▸ Dataset items:
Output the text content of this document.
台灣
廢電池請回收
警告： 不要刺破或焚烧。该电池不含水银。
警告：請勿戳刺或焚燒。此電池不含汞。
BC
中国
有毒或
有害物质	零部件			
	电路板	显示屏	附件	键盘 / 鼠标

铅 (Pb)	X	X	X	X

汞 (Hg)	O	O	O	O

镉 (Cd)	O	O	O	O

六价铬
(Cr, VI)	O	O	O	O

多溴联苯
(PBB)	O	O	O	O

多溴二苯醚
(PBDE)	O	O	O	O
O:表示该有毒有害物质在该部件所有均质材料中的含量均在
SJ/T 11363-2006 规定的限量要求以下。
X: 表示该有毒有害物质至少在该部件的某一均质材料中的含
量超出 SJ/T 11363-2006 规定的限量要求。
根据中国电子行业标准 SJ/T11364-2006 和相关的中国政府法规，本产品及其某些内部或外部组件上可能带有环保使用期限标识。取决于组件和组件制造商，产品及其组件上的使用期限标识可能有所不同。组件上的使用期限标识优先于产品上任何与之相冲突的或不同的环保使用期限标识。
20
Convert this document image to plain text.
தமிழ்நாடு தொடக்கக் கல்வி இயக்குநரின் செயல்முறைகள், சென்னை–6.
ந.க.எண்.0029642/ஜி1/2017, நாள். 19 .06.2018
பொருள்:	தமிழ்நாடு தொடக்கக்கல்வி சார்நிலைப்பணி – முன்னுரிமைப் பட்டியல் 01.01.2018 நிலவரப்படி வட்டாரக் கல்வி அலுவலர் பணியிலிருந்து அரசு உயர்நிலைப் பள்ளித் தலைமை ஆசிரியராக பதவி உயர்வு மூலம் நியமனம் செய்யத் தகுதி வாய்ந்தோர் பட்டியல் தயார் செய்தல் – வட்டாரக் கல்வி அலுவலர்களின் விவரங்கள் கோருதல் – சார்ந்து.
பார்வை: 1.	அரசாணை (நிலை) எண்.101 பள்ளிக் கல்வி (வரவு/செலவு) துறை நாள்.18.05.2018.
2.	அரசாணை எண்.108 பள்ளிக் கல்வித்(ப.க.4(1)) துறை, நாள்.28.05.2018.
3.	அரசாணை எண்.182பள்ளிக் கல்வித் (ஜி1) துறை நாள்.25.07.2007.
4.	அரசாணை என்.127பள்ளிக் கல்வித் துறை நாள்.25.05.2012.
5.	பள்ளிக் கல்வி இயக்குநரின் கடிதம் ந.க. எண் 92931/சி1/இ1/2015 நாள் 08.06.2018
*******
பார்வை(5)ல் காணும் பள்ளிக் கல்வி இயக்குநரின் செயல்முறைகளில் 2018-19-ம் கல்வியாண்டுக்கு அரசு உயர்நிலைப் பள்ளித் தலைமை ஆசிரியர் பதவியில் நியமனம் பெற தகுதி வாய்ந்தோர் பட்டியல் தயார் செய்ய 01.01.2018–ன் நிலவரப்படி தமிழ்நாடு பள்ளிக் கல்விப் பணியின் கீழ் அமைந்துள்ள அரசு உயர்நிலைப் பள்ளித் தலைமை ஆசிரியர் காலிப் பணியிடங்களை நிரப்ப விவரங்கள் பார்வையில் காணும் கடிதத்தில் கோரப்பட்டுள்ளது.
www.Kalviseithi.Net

▸ What you need to do: In the entries above, identify every line with the word "லவரப". Copy those lines.

▸ Exercise solution:
பொருள்:	தமிழ்நாடு தொடக்கக்கல்வி சார்நிலைப்பணி – முன்னுரிமைப் பட்டியல் 01.01.2018 நிலவரப்படி வட்டாரக் கல்வி அலுவலர் பணியிலிருந்து அரசு உயர்நிலைப் பள்ளித் தலைமை ஆசிரியராக பதவி உயர்வு மூலம் நியமனம் செய்யத் தகுதி வாய்ந்தோர் பட்டியல் தயார் செய்தல் – வட்டாரக் கல்வி அலுவலர்களின் விவரங்கள் கோருதல் – சார்ந்து.
பார்வை(5)ல் காணும் பள்ளிக் கல்வி இயக்குநரின் செயல்முறைகளில் 2018-19-ம் கல்வியாண்டுக்கு அரசு உயர்நிலைப் பள்ளித் தலைமை ஆசிரியர் பதவியில் நியமனம் பெற தகுதி வாய்ந்தோர் பட்டியல் தயார் செய்ய 01.01.2018–ன் நிலவரப்படி தமிழ்நாடு பள்ளிக் கல்விப் பணியின் கீழ் அமைந்துள்ள அரசு உயர்நிலைப் பள்ளித் தலைமை ஆசிரியர் காலிப் பணியிடங்களை நிரப்ப விவரங்கள் பார்வையில் காணும் கடிதத்தில் கோரப்பட்டுள்ளது.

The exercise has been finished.